_Goal_. Reproduce the listing exactly, with no pictures in your copy.

_Materials provided_.

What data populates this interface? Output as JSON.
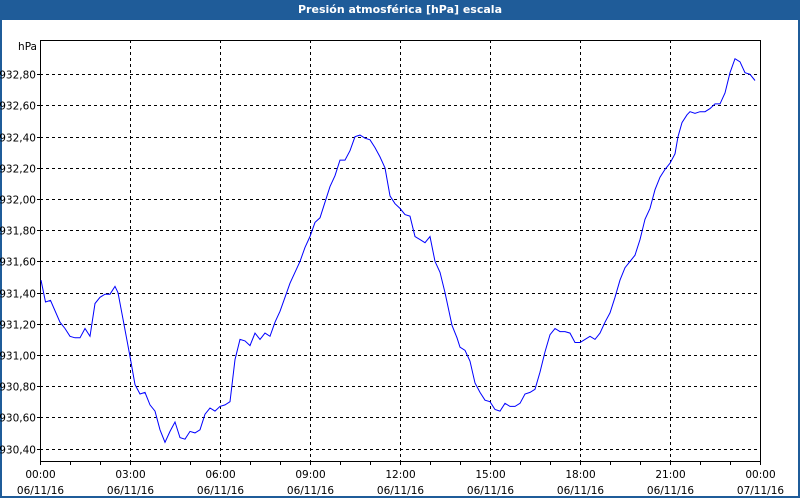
{
  "window": {
    "title": "Presión atmosférica [hPa] escala"
  },
  "chart_data": {
    "type": "line",
    "title": "Presión atmosférica [hPa] escala",
    "ylabel": "hPa",
    "xlabel": "",
    "x_unit": "minutes since 06/11/16 00:00",
    "xlim": [
      0,
      1440
    ],
    "ylim": [
      930.32,
      933.02
    ],
    "grid": true,
    "line_color": "#0000ff",
    "yticks": [
      {
        "value": 930.4,
        "label": "930,40"
      },
      {
        "value": 930.6,
        "label": "930,60"
      },
      {
        "value": 930.8,
        "label": "930,80"
      },
      {
        "value": 931.0,
        "label": "931,00"
      },
      {
        "value": 931.2,
        "label": "931,20"
      },
      {
        "value": 931.4,
        "label": "931,40"
      },
      {
        "value": 931.6,
        "label": "931,60"
      },
      {
        "value": 931.8,
        "label": "931,80"
      },
      {
        "value": 932.0,
        "label": "932,00"
      },
      {
        "value": 932.2,
        "label": "932,20"
      },
      {
        "value": 932.4,
        "label": "932,40"
      },
      {
        "value": 932.6,
        "label": "932,60"
      },
      {
        "value": 932.8,
        "label": "932,80"
      }
    ],
    "xticks": [
      {
        "value": 0,
        "time": "00:00",
        "date": "06/11/16"
      },
      {
        "value": 180,
        "time": "03:00",
        "date": "06/11/16"
      },
      {
        "value": 360,
        "time": "06:00",
        "date": "06/11/16"
      },
      {
        "value": 540,
        "time": "09:00",
        "date": "06/11/16"
      },
      {
        "value": 720,
        "time": "12:00",
        "date": "06/11/16"
      },
      {
        "value": 900,
        "time": "15:00",
        "date": "06/11/16"
      },
      {
        "value": 1080,
        "time": "18:00",
        "date": "06/11/16"
      },
      {
        "value": 1260,
        "time": "21:00",
        "date": "06/11/16"
      },
      {
        "value": 1440,
        "time": "00:00",
        "date": "07/11/16"
      }
    ],
    "series": [
      {
        "name": "Presión atmosférica",
        "x": [
          2,
          11,
          21,
          40,
          50,
          60,
          70,
          80,
          90,
          100,
          110,
          120,
          130,
          140,
          150,
          156,
          166,
          180,
          190,
          200,
          210,
          220,
          230,
          240,
          250,
          260,
          270,
          280,
          290,
          300,
          310,
          320,
          330,
          340,
          350,
          360,
          370,
          380,
          390,
          400,
          410,
          420,
          430,
          440,
          450,
          460,
          470,
          480,
          490,
          500,
          510,
          520,
          530,
          540,
          550,
          560,
          570,
          580,
          590,
          600,
          610,
          620,
          630,
          640,
          650,
          660,
          670,
          680,
          690,
          700,
          710,
          720,
          730,
          740,
          750,
          760,
          770,
          780,
          790,
          800,
          810,
          824,
          834,
          840,
          850,
          860,
          870,
          880,
          890,
          900,
          910,
          920,
          930,
          940,
          950,
          960,
          970,
          980,
          990,
          1000,
          1010,
          1020,
          1030,
          1040,
          1050,
          1060,
          1070,
          1080,
          1090,
          1100,
          1110,
          1120,
          1130,
          1140,
          1150,
          1160,
          1170,
          1180,
          1190,
          1200,
          1210,
          1220,
          1230,
          1240,
          1250,
          1260,
          1270,
          1276,
          1284,
          1294,
          1300,
          1310,
          1320,
          1330,
          1340,
          1350,
          1360,
          1370,
          1380,
          1390,
          1400,
          1410,
          1420,
          1430
        ],
        "values": [
          931.48,
          931.34,
          931.35,
          931.21,
          931.17,
          931.12,
          931.11,
          931.11,
          931.17,
          931.12,
          931.33,
          931.37,
          931.39,
          931.39,
          931.44,
          931.4,
          931.23,
          930.99,
          930.81,
          930.75,
          930.76,
          930.68,
          930.64,
          930.52,
          930.44,
          930.51,
          930.57,
          930.47,
          930.46,
          930.51,
          930.5,
          930.52,
          930.62,
          930.66,
          930.64,
          930.67,
          930.68,
          930.7,
          930.97,
          931.1,
          931.09,
          931.06,
          931.14,
          931.1,
          931.14,
          931.12,
          931.21,
          931.28,
          931.37,
          931.46,
          931.53,
          931.6,
          931.69,
          931.76,
          931.85,
          931.88,
          931.98,
          932.08,
          932.15,
          932.25,
          932.25,
          932.31,
          932.4,
          932.41,
          932.39,
          932.38,
          932.33,
          932.27,
          932.2,
          932.02,
          931.97,
          931.94,
          931.9,
          931.89,
          931.76,
          931.74,
          931.72,
          931.76,
          931.6,
          931.53,
          931.4,
          931.19,
          931.11,
          931.05,
          931.03,
          930.96,
          930.82,
          930.76,
          930.71,
          930.7,
          930.65,
          930.64,
          930.69,
          930.67,
          930.67,
          930.69,
          930.75,
          930.76,
          930.78,
          930.89,
          931.02,
          931.13,
          931.17,
          931.15,
          931.15,
          931.14,
          931.08,
          931.08,
          931.1,
          931.12,
          931.1,
          931.14,
          931.21,
          931.27,
          931.37,
          931.48,
          931.56,
          931.6,
          931.64,
          931.74,
          931.87,
          931.94,
          932.06,
          932.14,
          932.19,
          932.23,
          932.29,
          932.4,
          932.49,
          932.54,
          932.56,
          932.55,
          932.56,
          932.56,
          932.58,
          932.61,
          932.61,
          932.68,
          932.81,
          932.9,
          932.88,
          932.81,
          932.8,
          932.76
        ]
      }
    ]
  }
}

_Solution for this task_.
What data populates this interface? Output as JSON.
{
  "window": {
    "title": "Presión atmosférica [hPa] escala"
  },
  "chart_data": {
    "type": "line",
    "title": "Presión atmosférica [hPa] escala",
    "ylabel": "hPa",
    "xlabel": "",
    "x_unit": "minutes since 06/11/16 00:00",
    "xlim": [
      0,
      1440
    ],
    "ylim": [
      930.32,
      933.02
    ],
    "grid": true,
    "line_color": "#0000ff",
    "yticks": [
      {
        "value": 930.4,
        "label": "930,40"
      },
      {
        "value": 930.6,
        "label": "930,60"
      },
      {
        "value": 930.8,
        "label": "930,80"
      },
      {
        "value": 931.0,
        "label": "931,00"
      },
      {
        "value": 931.2,
        "label": "931,20"
      },
      {
        "value": 931.4,
        "label": "931,40"
      },
      {
        "value": 931.6,
        "label": "931,60"
      },
      {
        "value": 931.8,
        "label": "931,80"
      },
      {
        "value": 932.0,
        "label": "932,00"
      },
      {
        "value": 932.2,
        "label": "932,20"
      },
      {
        "value": 932.4,
        "label": "932,40"
      },
      {
        "value": 932.6,
        "label": "932,60"
      },
      {
        "value": 932.8,
        "label": "932,80"
      }
    ],
    "xticks": [
      {
        "value": 0,
        "time": "00:00",
        "date": "06/11/16"
      },
      {
        "value": 180,
        "time": "03:00",
        "date": "06/11/16"
      },
      {
        "value": 360,
        "time": "06:00",
        "date": "06/11/16"
      },
      {
        "value": 540,
        "time": "09:00",
        "date": "06/11/16"
      },
      {
        "value": 720,
        "time": "12:00",
        "date": "06/11/16"
      },
      {
        "value": 900,
        "time": "15:00",
        "date": "06/11/16"
      },
      {
        "value": 1080,
        "time": "18:00",
        "date": "06/11/16"
      },
      {
        "value": 1260,
        "time": "21:00",
        "date": "06/11/16"
      },
      {
        "value": 1440,
        "time": "00:00",
        "date": "07/11/16"
      }
    ],
    "series": [
      {
        "name": "Presión atmosférica",
        "x": [
          2,
          11,
          21,
          40,
          50,
          60,
          70,
          80,
          90,
          100,
          110,
          120,
          130,
          140,
          150,
          156,
          166,
          180,
          190,
          200,
          210,
          220,
          230,
          240,
          250,
          260,
          270,
          280,
          290,
          300,
          310,
          320,
          330,
          340,
          350,
          360,
          370,
          380,
          390,
          400,
          410,
          420,
          430,
          440,
          450,
          460,
          470,
          480,
          490,
          500,
          510,
          520,
          530,
          540,
          550,
          560,
          570,
          580,
          590,
          600,
          610,
          620,
          630,
          640,
          650,
          660,
          670,
          680,
          690,
          700,
          710,
          720,
          730,
          740,
          750,
          760,
          770,
          780,
          790,
          800,
          810,
          824,
          834,
          840,
          850,
          860,
          870,
          880,
          890,
          900,
          910,
          920,
          930,
          940,
          950,
          960,
          970,
          980,
          990,
          1000,
          1010,
          1020,
          1030,
          1040,
          1050,
          1060,
          1070,
          1080,
          1090,
          1100,
          1110,
          1120,
          1130,
          1140,
          1150,
          1160,
          1170,
          1180,
          1190,
          1200,
          1210,
          1220,
          1230,
          1240,
          1250,
          1260,
          1270,
          1276,
          1284,
          1294,
          1300,
          1310,
          1320,
          1330,
          1340,
          1350,
          1360,
          1370,
          1380,
          1390,
          1400,
          1410,
          1420,
          1430
        ],
        "values": [
          931.48,
          931.34,
          931.35,
          931.21,
          931.17,
          931.12,
          931.11,
          931.11,
          931.17,
          931.12,
          931.33,
          931.37,
          931.39,
          931.39,
          931.44,
          931.4,
          931.23,
          930.99,
          930.81,
          930.75,
          930.76,
          930.68,
          930.64,
          930.52,
          930.44,
          930.51,
          930.57,
          930.47,
          930.46,
          930.51,
          930.5,
          930.52,
          930.62,
          930.66,
          930.64,
          930.67,
          930.68,
          930.7,
          930.97,
          931.1,
          931.09,
          931.06,
          931.14,
          931.1,
          931.14,
          931.12,
          931.21,
          931.28,
          931.37,
          931.46,
          931.53,
          931.6,
          931.69,
          931.76,
          931.85,
          931.88,
          931.98,
          932.08,
          932.15,
          932.25,
          932.25,
          932.31,
          932.4,
          932.41,
          932.39,
          932.38,
          932.33,
          932.27,
          932.2,
          932.02,
          931.97,
          931.94,
          931.9,
          931.89,
          931.76,
          931.74,
          931.72,
          931.76,
          931.6,
          931.53,
          931.4,
          931.19,
          931.11,
          931.05,
          931.03,
          930.96,
          930.82,
          930.76,
          930.71,
          930.7,
          930.65,
          930.64,
          930.69,
          930.67,
          930.67,
          930.69,
          930.75,
          930.76,
          930.78,
          930.89,
          931.02,
          931.13,
          931.17,
          931.15,
          931.15,
          931.14,
          931.08,
          931.08,
          931.1,
          931.12,
          931.1,
          931.14,
          931.21,
          931.27,
          931.37,
          931.48,
          931.56,
          931.6,
          931.64,
          931.74,
          931.87,
          931.94,
          932.06,
          932.14,
          932.19,
          932.23,
          932.29,
          932.4,
          932.49,
          932.54,
          932.56,
          932.55,
          932.56,
          932.56,
          932.58,
          932.61,
          932.61,
          932.68,
          932.81,
          932.9,
          932.88,
          932.81,
          932.8,
          932.76
        ]
      }
    ]
  }
}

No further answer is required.